--- start Material for the task ---

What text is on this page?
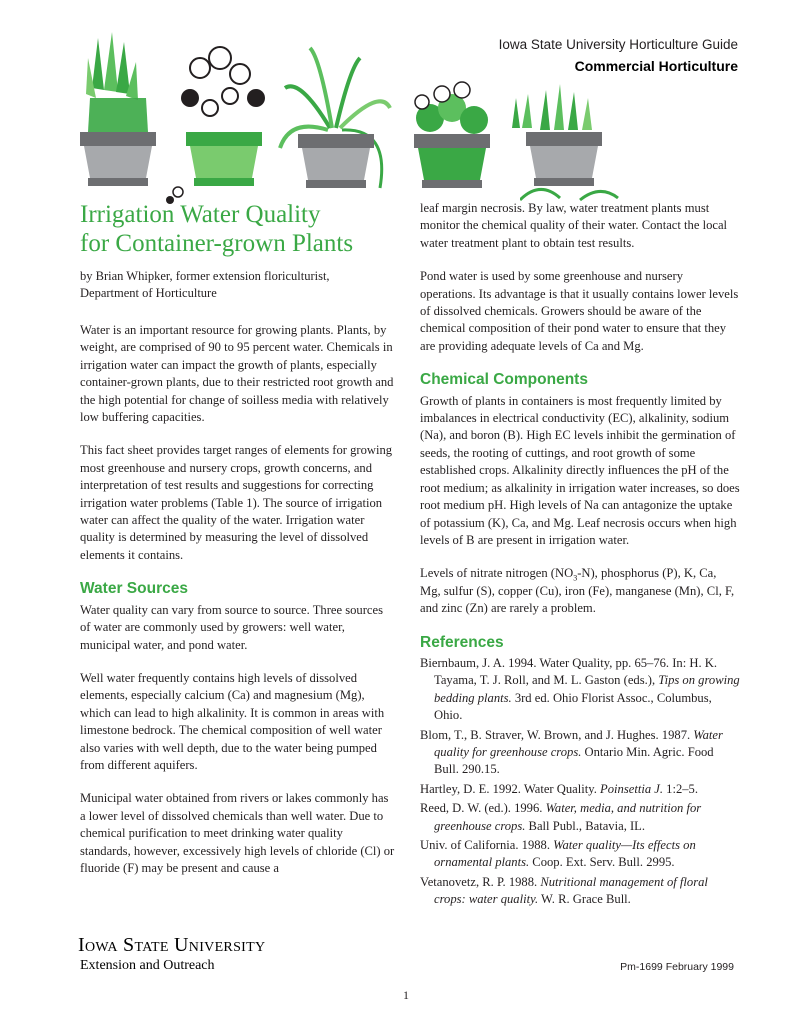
Iowa State University Horticulture Guide
Commercial Horticulture
Irrigation Water Quality
for Container-grown Plants
by Brian Whipker, former extension floriculturist,
Department of Horticulture

Water is an important resource for growing plants. Plants, by weight, are comprised of 90 to 95 percent water. Chemicals in irrigation water can impact the growth of plants, especially container-grown plants, due to their restricted root growth and the high potential for change of soilless media with relatively low buffering capacities.

This fact sheet provides target ranges of elements for growing most greenhouse and nursery crops, growth concerns, and interpretation of test results and suggestions for correcting irrigation water problems (Table 1). The source of irrigation water can affect the quality of the water. Irrigation water quality is determined by measuring the level of dissolved elements it contains.

Water Sources

Water quality can vary from source to source. Three sources of water are commonly used by growers: well water, municipal water, and pond water.

Well water frequently contains high levels of dissolved elements, especially calcium (Ca) and magnesium (Mg), which can lead to high alkalinity. It is common in areas with limestone bedrock. The chemical composition of well water also varies with well depth, due to the water being pumped from different aquifers.

Municipal water obtained from rivers or lakes commonly has a lower level of dissolved chemicals than well water. Due to chemical purification to meet drinking water quality standards, however, excessively high levels of chloride (Cl) or fluoride (F) may be present and cause a

leaf margin necrosis. By law, water treatment plants must monitor the chemical quality of their water. Contact the local water treatment plant to obtain test results.

Pond water is used by some greenhouse and nursery operations. Its advantage is that it usually contains lower levels of dissolved chemicals. Growers should be aware of the chemical composition of their pond water to ensure that they are providing adequate levels of Ca and Mg.

Chemical Components

Growth of plants in containers is most frequently limited by imbalances in electrical conductivity (EC), alkalinity, sodium (Na), and boron (B). High EC levels inhibit the germination of seeds, the rooting of cuttings, and root growth of some established crops. Alkalinity directly influences the pH of the root medium; as alkalinity in irrigation water increases, so does root medium pH. High levels of Na can antagonize the uptake of potassium (K), Ca, and Mg. Leaf necrosis occurs when high levels of B are present in irrigation water.

Levels of nitrate nitrogen $(NO_3-N)$, phosphorus (P), K, Ca, Mg, sulfur (S), copper (Cu), iron (Fe), manganese (Mn), Cl, F, and zinc (Zn) are rarely a problem.

References

Biernbaum, J. A. 1994. Water Quality, pp. 65–76. In: H. K. Tayama, T. J. Roll, and M. L. Gaston (eds.), Tips on growing bedding plants. 3rd ed. Ohio Florist Assoc., Columbus, Ohio.

Blom, T., B. Straver, W. Brown, and J. Hughes. 1987. Water quality for greenhouse crops. Ontario Min. Agric. Food Bull. 290.15.

Hartley, D. E. 1992. Water Quality. Poinsettia J. 1:2–5.

Reed, D. W. (ed.). 1996. Water, media, and nutrition for greenhouse crops. Ball Publ., Batavia, IL.

Univ. of California. 1988. Water quality—Its effects on ornamental plants. Coop. Ext. Serv. Bull. 2995.

Vetanovetz, R. P. 1988. Nutritional management of floral crops: water quality. W. R. Grace Bull.

Iowa State University
Extension and Outreach	Pm-1699 February 1999
1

--- end Material for the task ---

**The task:** Set down every record once more, word for word, without pictures.

**Task result:**
What text is on this page?
Iowa State University Horticulture Guide
Commercial Horticulture
Irrigation Water Quality
for Container-grown Plants
by Brian Whipker, former extension floriculturist,
Department of Horticulture

Water is an important resource for growing plants. Plants, by weight, are comprised of 90 to 95 percent water. Chemicals in irrigation water can impact the growth of plants, especially container-grown plants, due to their restricted root growth and the high potential for change of soilless media with relatively low buffering capacities.

This fact sheet provides target ranges of elements for growing most greenhouse and nursery crops, growth concerns, and interpretation of test results and suggestions for correcting irrigation water problems (Table 1). The source of irrigation water can affect the quality of the water. Irrigation water quality is determined by measuring the level of dissolved elements it contains.

Water Sources

Water quality can vary from source to source. Three sources of water are commonly used by growers: well water, municipal water, and pond water.

Well water frequently contains high levels of dissolved elements, especially calcium (Ca) and magnesium (Mg), which can lead to high alkalinity. It is common in areas with limestone bedrock. The chemical composition of well water also varies with well depth, due to the water being pumped from different aquifers.

Municipal water obtained from rivers or lakes commonly has a lower level of dissolved chemicals than well water. Due to chemical purification to meet drinking water quality standards, however, excessively high levels of chloride (Cl) or fluoride (F) may be present and cause a

leaf margin necrosis. By law, water treatment plants must monitor the chemical quality of their water. Contact the local water treatment plant to obtain test results.

Pond water is used by some greenhouse and nursery operations. Its advantage is that it usually contains lower levels of dissolved chemicals. Growers should be aware of the chemical composition of their pond water to ensure that they are providing adequate levels of Ca and Mg.

Chemical Components

Growth of plants in containers is most frequently limited by imbalances in electrical conductivity (EC), alkalinity, sodium (Na), and boron (B). High EC levels inhibit the germination of seeds, the rooting of cuttings, and root growth of some established crops. Alkalinity directly influences the pH of the root medium; as alkalinity in irrigation water increases, so does root medium pH. High levels of Na can antagonize the uptake of potassium (K), Ca, and Mg. Leaf necrosis occurs when high levels of B are present in irrigation water.

Levels of nitrate nitrogen $(NO_3-N)$, phosphorus (P), K, Ca, Mg, sulfur (S), copper (Cu), iron (Fe), manganese (Mn), Cl, F, and zinc (Zn) are rarely a problem.

References

Biernbaum, J. A. 1994. Water Quality, pp. 65–76. In: H. K. Tayama, T. J. Roll, and M. L. Gaston (eds.), Tips on growing bedding plants. 3rd ed. Ohio Florist Assoc., Columbus, Ohio.

Blom, T., B. Straver, W. Brown, and J. Hughes. 1987. Water quality for greenhouse crops. Ontario Min. Agric. Food Bull. 290.15.

Hartley, D. E. 1992. Water Quality. Poinsettia J. 1:2–5.

Reed, D. W. (ed.). 1996. Water, media, and nutrition for greenhouse crops. Ball Publ., Batavia, IL.

Univ. of California. 1988. Water quality—Its effects on ornamental plants. Coop. Ext. Serv. Bull. 2995.

Vetanovetz, R. P. 1988. Nutritional management of floral crops: water quality. W. R. Grace Bull.

Iowa State University
Extension and Outreach	Pm-1699 February 1999
1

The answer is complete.